§ **Task**: In the material below, list every line carrying the string "field".

§ **Task data**:
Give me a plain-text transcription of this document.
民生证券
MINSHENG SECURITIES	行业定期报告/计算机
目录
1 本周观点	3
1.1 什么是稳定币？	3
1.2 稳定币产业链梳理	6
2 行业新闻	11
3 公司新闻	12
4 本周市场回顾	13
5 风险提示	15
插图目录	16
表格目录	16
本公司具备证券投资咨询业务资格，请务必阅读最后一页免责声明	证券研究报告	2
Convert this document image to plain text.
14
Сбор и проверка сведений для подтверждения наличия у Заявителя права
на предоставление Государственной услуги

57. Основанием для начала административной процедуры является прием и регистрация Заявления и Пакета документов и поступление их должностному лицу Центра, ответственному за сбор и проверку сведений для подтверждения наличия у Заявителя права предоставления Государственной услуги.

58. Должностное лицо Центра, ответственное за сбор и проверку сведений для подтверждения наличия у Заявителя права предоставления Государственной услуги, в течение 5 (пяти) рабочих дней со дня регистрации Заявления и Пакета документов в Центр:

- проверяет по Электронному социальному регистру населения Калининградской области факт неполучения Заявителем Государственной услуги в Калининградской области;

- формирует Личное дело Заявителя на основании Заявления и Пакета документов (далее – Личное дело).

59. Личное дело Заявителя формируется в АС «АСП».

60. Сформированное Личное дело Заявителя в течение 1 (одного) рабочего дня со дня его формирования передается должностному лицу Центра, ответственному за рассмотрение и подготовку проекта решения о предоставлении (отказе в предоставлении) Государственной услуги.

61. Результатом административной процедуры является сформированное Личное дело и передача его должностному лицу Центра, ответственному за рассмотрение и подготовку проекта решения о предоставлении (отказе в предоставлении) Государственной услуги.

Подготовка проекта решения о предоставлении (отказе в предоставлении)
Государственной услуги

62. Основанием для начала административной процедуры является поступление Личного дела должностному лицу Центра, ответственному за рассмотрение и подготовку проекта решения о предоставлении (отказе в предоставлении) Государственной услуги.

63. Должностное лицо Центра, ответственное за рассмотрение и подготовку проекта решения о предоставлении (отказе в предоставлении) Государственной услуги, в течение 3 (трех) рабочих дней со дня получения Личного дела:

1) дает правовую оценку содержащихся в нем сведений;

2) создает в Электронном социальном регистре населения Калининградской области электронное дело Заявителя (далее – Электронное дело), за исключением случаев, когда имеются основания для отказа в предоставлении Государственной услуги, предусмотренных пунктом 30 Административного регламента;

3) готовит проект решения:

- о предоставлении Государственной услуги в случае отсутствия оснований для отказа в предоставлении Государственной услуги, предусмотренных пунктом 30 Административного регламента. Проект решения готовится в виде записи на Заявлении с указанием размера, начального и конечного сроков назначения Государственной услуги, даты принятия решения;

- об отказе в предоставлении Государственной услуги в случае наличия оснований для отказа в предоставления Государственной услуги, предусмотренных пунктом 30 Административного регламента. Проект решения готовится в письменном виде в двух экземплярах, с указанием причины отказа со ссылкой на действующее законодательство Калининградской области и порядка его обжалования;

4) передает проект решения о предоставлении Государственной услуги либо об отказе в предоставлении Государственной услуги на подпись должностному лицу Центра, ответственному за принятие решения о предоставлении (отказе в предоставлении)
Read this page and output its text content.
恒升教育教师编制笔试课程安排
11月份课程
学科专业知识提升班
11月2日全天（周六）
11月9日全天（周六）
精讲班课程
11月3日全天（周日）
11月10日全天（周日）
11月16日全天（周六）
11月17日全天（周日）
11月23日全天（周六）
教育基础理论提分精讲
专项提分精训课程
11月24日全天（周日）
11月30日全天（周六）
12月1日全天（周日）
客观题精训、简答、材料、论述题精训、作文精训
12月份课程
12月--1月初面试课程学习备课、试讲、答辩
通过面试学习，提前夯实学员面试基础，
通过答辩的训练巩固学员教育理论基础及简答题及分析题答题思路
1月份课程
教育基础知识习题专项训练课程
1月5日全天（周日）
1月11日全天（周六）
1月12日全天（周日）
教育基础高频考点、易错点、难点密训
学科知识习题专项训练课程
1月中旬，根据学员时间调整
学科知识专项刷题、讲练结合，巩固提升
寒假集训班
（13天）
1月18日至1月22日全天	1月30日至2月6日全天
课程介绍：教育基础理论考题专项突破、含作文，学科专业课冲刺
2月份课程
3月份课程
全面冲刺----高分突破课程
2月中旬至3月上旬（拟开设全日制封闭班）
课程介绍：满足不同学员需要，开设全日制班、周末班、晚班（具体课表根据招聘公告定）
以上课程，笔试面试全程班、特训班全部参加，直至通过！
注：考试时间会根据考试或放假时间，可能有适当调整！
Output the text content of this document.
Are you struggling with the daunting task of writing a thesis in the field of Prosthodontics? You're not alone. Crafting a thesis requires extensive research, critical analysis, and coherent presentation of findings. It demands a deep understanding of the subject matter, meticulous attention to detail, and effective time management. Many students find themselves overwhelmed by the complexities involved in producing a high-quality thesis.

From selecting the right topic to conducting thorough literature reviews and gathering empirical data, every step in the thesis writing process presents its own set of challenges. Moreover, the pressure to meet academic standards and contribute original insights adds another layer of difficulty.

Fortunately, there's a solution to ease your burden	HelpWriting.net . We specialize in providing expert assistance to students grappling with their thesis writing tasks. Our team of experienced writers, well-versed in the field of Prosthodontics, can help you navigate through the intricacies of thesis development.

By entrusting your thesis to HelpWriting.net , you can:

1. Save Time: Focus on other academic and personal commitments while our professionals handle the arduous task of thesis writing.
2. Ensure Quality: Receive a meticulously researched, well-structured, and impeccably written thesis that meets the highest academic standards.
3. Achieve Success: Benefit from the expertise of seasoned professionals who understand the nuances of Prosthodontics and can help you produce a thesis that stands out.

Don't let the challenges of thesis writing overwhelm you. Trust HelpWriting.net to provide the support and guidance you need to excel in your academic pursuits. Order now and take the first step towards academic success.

§ **Solved problem**:
Are you struggling with the daunting task of writing a thesis in the field of Prosthodontics? You're not alone. Crafting a thesis requires extensive research, critical analysis, and coherent presentation of findings. It demands a deep understanding of the subject matter, meticulous attention to detail, and effective time management. Many students find themselves overwhelmed by the complexities involved in producing a high-quality thesis.
Fortunately, there's a solution to ease your burden	HelpWriting.net . We specialize in providing expert assistance to students grappling with their thesis writing tasks. Our team of experienced writers, well-versed in the field of Prosthodontics, can help you navigate through the intricacies of thesis development.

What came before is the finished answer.